Layout annotation data:
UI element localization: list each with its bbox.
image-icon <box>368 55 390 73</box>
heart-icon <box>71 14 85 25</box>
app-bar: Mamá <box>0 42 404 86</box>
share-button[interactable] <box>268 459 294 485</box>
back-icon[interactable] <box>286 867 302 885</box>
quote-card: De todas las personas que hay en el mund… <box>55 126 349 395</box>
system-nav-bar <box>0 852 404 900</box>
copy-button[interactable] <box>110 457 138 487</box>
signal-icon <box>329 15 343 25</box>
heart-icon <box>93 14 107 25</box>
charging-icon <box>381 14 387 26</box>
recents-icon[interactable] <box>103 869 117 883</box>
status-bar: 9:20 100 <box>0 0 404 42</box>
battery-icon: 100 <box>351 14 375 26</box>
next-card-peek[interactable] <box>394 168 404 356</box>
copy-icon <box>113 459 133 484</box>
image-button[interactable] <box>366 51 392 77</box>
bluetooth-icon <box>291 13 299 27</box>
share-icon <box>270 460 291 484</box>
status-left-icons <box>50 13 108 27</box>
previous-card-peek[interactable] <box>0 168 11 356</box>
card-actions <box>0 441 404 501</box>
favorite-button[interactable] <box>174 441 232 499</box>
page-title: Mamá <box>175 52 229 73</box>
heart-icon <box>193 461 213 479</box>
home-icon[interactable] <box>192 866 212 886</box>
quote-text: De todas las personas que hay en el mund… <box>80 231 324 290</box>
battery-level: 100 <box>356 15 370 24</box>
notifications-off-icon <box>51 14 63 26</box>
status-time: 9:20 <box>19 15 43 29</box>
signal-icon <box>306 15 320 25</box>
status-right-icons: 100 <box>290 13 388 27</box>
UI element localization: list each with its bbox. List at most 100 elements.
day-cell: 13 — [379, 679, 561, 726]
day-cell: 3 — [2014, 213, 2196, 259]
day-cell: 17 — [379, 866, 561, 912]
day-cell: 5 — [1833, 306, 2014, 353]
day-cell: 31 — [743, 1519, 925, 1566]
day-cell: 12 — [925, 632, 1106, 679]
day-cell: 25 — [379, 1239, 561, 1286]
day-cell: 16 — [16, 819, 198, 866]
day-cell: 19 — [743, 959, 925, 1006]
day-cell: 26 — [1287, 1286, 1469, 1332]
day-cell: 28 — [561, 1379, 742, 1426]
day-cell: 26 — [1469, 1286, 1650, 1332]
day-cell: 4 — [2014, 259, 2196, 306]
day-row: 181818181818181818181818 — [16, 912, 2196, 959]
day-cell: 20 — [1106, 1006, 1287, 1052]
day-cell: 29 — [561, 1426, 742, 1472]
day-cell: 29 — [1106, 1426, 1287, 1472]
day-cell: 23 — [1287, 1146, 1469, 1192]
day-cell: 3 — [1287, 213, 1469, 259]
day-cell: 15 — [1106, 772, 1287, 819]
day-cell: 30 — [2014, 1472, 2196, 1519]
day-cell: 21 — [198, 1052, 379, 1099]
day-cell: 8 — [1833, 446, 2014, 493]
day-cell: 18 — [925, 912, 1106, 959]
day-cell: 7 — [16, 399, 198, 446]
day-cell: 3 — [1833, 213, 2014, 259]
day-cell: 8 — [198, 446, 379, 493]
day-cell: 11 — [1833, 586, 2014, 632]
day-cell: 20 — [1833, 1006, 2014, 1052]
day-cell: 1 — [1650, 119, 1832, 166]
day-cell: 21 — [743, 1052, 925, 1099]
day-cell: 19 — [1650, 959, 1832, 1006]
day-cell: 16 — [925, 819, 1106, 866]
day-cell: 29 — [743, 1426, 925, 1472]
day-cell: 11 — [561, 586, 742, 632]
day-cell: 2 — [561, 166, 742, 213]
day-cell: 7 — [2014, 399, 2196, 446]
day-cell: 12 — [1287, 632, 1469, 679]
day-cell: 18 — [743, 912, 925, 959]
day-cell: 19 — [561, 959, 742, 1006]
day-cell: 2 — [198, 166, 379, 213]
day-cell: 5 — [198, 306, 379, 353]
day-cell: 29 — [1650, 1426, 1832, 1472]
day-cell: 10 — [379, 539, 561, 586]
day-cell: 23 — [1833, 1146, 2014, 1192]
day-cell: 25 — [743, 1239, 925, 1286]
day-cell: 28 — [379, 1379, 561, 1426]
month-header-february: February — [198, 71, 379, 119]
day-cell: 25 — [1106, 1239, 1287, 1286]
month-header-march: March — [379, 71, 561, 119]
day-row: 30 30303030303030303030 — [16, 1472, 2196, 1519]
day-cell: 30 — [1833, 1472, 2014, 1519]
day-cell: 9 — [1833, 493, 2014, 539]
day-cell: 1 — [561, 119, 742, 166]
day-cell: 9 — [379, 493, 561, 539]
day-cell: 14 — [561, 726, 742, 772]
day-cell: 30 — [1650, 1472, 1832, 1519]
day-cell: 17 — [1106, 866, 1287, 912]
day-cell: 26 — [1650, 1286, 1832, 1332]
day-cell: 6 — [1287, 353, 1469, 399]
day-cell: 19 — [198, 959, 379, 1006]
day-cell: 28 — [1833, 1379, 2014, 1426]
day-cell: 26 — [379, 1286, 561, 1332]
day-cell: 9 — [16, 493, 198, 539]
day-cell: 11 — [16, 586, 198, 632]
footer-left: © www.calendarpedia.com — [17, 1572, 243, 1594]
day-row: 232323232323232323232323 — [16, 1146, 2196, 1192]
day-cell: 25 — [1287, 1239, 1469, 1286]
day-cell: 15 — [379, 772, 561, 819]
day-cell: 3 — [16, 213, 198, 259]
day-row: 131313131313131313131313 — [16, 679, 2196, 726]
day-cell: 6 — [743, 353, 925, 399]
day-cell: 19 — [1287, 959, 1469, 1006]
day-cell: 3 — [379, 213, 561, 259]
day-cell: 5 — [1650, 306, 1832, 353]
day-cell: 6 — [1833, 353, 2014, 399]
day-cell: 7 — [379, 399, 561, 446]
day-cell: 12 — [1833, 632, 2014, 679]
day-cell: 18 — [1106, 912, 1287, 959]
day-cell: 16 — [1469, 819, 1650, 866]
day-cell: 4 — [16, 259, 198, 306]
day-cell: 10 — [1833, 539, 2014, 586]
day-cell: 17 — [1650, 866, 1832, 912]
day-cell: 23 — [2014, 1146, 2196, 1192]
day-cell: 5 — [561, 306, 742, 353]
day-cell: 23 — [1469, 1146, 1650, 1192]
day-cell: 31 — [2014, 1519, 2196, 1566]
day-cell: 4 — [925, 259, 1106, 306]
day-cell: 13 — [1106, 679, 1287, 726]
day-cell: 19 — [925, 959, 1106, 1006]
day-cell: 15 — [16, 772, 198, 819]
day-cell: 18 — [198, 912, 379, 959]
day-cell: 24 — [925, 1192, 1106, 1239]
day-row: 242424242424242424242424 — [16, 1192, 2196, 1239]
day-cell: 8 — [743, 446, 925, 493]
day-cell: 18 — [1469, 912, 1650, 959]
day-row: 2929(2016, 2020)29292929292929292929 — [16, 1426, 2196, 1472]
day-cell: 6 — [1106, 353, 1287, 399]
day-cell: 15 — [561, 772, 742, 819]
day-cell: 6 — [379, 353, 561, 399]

■ Work to do
Render every line of the listing above as a Markdown table with the columns "No." and "Entry," numbering each line in order and leaving out blank lines.

■ Answer to the exercise
| No. | Entry |
|---|---|
| 1 | UI element localization: list each with its bbox. |
| 2 | image-icon <box>368 55 390 73</box> |
| 3 | heart-icon <box>71 14 85 25</box> |
| 4 | app-bar: Mamá <box>0 42 404 86</box> |
| 5 | share-button[interactable] <box>268 459 294 485</box> |
| 6 | back-icon[interactable] <box>286 867 302 885</box> |
| 7 | quote-card: De todas las personas que hay en el mund… <box>55 126 349 395</box> |
| 8 | system-nav-bar <box>0 852 404 900</box> |
| 9 | copy-button[interactable] <box>110 457 138 487</box> |
| 10 | signal-icon <box>329 15 343 25</box> |
| 11 | heart-icon <box>93 14 107 25</box> |
| 12 | charging-icon <box>381 14 387 26</box> |
| 13 | recents-icon[interactable] <box>103 869 117 883</box> |
| 14 | status-bar: 9:20 100 <box>0 0 404 42</box> |
| 15 | battery-icon: 100 <box>351 14 375 26</box> |
| 16 | next-card-peek[interactable] <box>394 168 404 356</box> |
| 17 | copy-icon <box>113 459 133 484</box> |
| 18 | image-button[interactable] <box>366 51 392 77</box> |
| 19 | bluetooth-icon <box>291 13 299 27</box> |
| 20 | share-icon <box>270 460 291 484</box> |
| 21 | status-left-icons <box>50 13 108 27</box> |
| 22 | previous-card-peek[interactable] <box>0 168 11 356</box> |
| 23 | card-actions <box>0 441 404 501</box> |
| 24 | favorite-button[interactable] <box>174 441 232 499</box> |
| 25 | page-title: Mamá <box>175 52 229 73</box> |
| 26 | heart-icon <box>193 461 213 479</box> |
| 27 | home-icon[interactable] <box>192 866 212 886</box> |
| 28 | quote-text: De todas las personas que hay en el mund… <box>80 231 324 290</box> |
| 29 | battery-level: 100 <box>356 15 370 24</box> |
| 30 | notifications-off-icon <box>51 14 63 26</box> |
| 31 | status-time: 9:20 <box>19 15 43 29</box> |
| 32 | signal-icon <box>306 15 320 25</box> |
| 33 | status-right-icons: 100 <box>290 13 388 27</box> |
| 34 | UI element localization: list each with its bbox. List at most 100 elements. |
| 35 | day-cell: 13 — [379, 679, 561, 726] |
| 36 | day-cell: 3 — [2014, 213, 2196, 259] |
| 37 | day-cell: 17 — [379, 866, 561, 912] |
| 38 | day-cell: 5 — [1833, 306, 2014, 353] |
| 39 | day-cell: 31 — [743, 1519, 925, 1566] |
| 40 | day-cell: 12 — [925, 632, 1106, 679] |
| 41 | day-cell: 25 — [379, 1239, 561, 1286] |
| 42 | day-cell: 16 — [16, 819, 198, 866] |
| 43 | day-cell: 19 — [743, 959, 925, 1006] |
| 44 | day-cell: 26 — [1287, 1286, 1469, 1332] |
| 45 | day-cell: 28 — [561, 1379, 742, 1426] |
| 46 | day-cell: 26 — [1469, 1286, 1650, 1332] |
| 47 | day-cell: 4 — [2014, 259, 2196, 306] |
| 48 | day-row: 181818181818181818181818 — [16, 912, 2196, 959] |
| 49 | day-cell: 20 — [1106, 1006, 1287, 1052] |
| 50 | day-cell: 29 — [561, 1426, 742, 1472] |
| 51 | day-cell: 29 — [1106, 1426, 1287, 1472] |
| 52 | day-cell: 23 — [1287, 1146, 1469, 1192] |
| 53 | day-cell: 3 — [1287, 213, 1469, 259] |
| 54 | day-cell: 15 — [1106, 772, 1287, 819] |
| 55 | day-cell: 30 — [2014, 1472, 2196, 1519] |
| 56 | day-cell: 21 — [198, 1052, 379, 1099] |
| 57 | day-cell: 8 — [1833, 446, 2014, 493] |
| 58 | day-cell: 18 — [925, 912, 1106, 959] |
| 59 | day-cell: 7 — [16, 399, 198, 446] |
| 60 | day-cell: 3 — [1833, 213, 2014, 259] |
| 61 | day-cell: 8 — [198, 446, 379, 493] |
| 62 | day-cell: 11 — [1833, 586, 2014, 632] |
| 63 | day-cell: 20 — [1833, 1006, 2014, 1052] |
| 64 | day-cell: 1 — [1650, 119, 1832, 166] |
| 65 | day-cell: 21 — [743, 1052, 925, 1099] |
| 66 | day-cell: 19 — [1650, 959, 1832, 1006] |
| 67 | day-cell: 16 — [925, 819, 1106, 866] |
| 68 | day-cell: 29 — [743, 1426, 925, 1472] |
| 69 | day-cell: 11 — [561, 586, 742, 632] |
| 70 | day-cell: 2 — [561, 166, 742, 213] |
| 71 | day-cell: 7 — [2014, 399, 2196, 446] |
| 72 | day-cell: 12 — [1287, 632, 1469, 679] |
| 73 | day-cell: 18 — [743, 912, 925, 959] |
| 74 | day-cell: 19 — [561, 959, 742, 1006] |
| 75 | day-cell: 2 — [198, 166, 379, 213] |
| 76 | day-cell: 5 — [198, 306, 379, 353] |
| 77 | day-cell: 29 — [1650, 1426, 1832, 1472] |
| 78 | day-cell: 10 — [379, 539, 561, 586] |
| 79 | day-cell: 23 — [1833, 1146, 2014, 1192] |
| 80 | day-cell: 25 — [743, 1239, 925, 1286] |
| 81 | day-cell: 28 — [379, 1379, 561, 1426] |
| 82 | month-header-february: February — [198, 71, 379, 119] |
| 83 | day-cell: 25 — [1106, 1239, 1287, 1286] |
| 84 | month-header-march: March — [379, 71, 561, 119] |
| 85 | day-row: 30 30303030303030303030 — [16, 1472, 2196, 1519] |
| 86 | day-cell: 30 — [1833, 1472, 2014, 1519] |
| 87 | day-cell: 9 — [1833, 493, 2014, 539] |
| 88 | day-cell: 1 — [561, 119, 742, 166] |
| 89 | day-cell: 9 — [379, 493, 561, 539] |
| 90 | day-cell: 14 — [561, 726, 742, 772] |
| 91 | day-cell: 30 — [1650, 1472, 1832, 1519] |
| 92 | day-cell: 17 — [1106, 866, 1287, 912] |
| 93 | day-cell: 26 — [1650, 1286, 1832, 1332] |
| 94 | day-cell: 6 — [1287, 353, 1469, 399] |
| 95 | day-cell: 19 — [198, 959, 379, 1006] |
| 96 | day-cell: 28 — [1833, 1379, 2014, 1426] |
| 97 | day-cell: 26 — [379, 1286, 561, 1332] |
| 98 | day-cell: 9 — [16, 493, 198, 539] |
| 99 | day-cell: 11 — [16, 586, 198, 632] |
| 100 | footer-left: © www.calendarpedia.com — [17, 1572, 243, 1594] |
| 101 | day-row: 232323232323232323232323 — [16, 1146, 2196, 1192] |
| 102 | day-cell: 25 — [1287, 1239, 1469, 1286] |
| 103 | day-cell: 15 — [379, 772, 561, 819] |
| 104 | day-cell: 3 — [16, 213, 198, 259] |
| 105 | day-row: 131313131313131313131313 — [16, 679, 2196, 726] |
| 106 | day-cell: 6 — [743, 353, 925, 399] |
| 107 | day-cell: 19 — [1287, 959, 1469, 1006] |
| 108 | day-cell: 3 — [379, 213, 561, 259] |
| 109 | day-cell: 5 — [1650, 306, 1832, 353] |
| 110 | day-cell: 6 — [1833, 353, 2014, 399] |
| 111 | day-cell: 7 — [379, 399, 561, 446] |
| 112 | day-cell: 12 — [1833, 632, 2014, 679] |
| 113 | day-cell: 18 — [1106, 912, 1287, 959] |
| 114 | day-cell: 16 — [1469, 819, 1650, 866] |
| 115 | day-cell: 4 — [16, 259, 198, 306] |
| 116 | day-cell: 10 — [1833, 539, 2014, 586] |
| 117 | day-cell: 17 — [1650, 866, 1832, 912] |
| 118 | day-cell: 23 — [2014, 1146, 2196, 1192] |
| 119 | day-cell: 5 — [561, 306, 742, 353] |
| 120 | day-cell: 23 — [1469, 1146, 1650, 1192] |
| 121 | day-cell: 31 — [2014, 1519, 2196, 1566] |
| 122 | day-cell: 4 — [925, 259, 1106, 306] |
| 123 | day-cell: 13 — [1106, 679, 1287, 726] |
| 124 | day-cell: 19 — [925, 959, 1106, 1006] |
| 125 | day-cell: 15 — [16, 772, 198, 819] |
| 126 | day-cell: 18 — [198, 912, 379, 959] |
| 127 | day-cell: 24 — [925, 1192, 1106, 1239] |
| 128 | day-row: 242424242424242424242424 — [16, 1192, 2196, 1239] |
| 129 | day-cell: 8 — [743, 446, 925, 493] |
| 130 | day-cell: 18 — [1469, 912, 1650, 959] |
| 131 | day-row: 2929(2016, 2020)29292929292929292929 — [16, 1426, 2196, 1472] |
| 132 | day-cell: 6 — [1106, 353, 1287, 399] |
| 133 | day-cell: 15 — [561, 772, 742, 819] |
| 134 | day-cell: 6 — [379, 353, 561, 399] |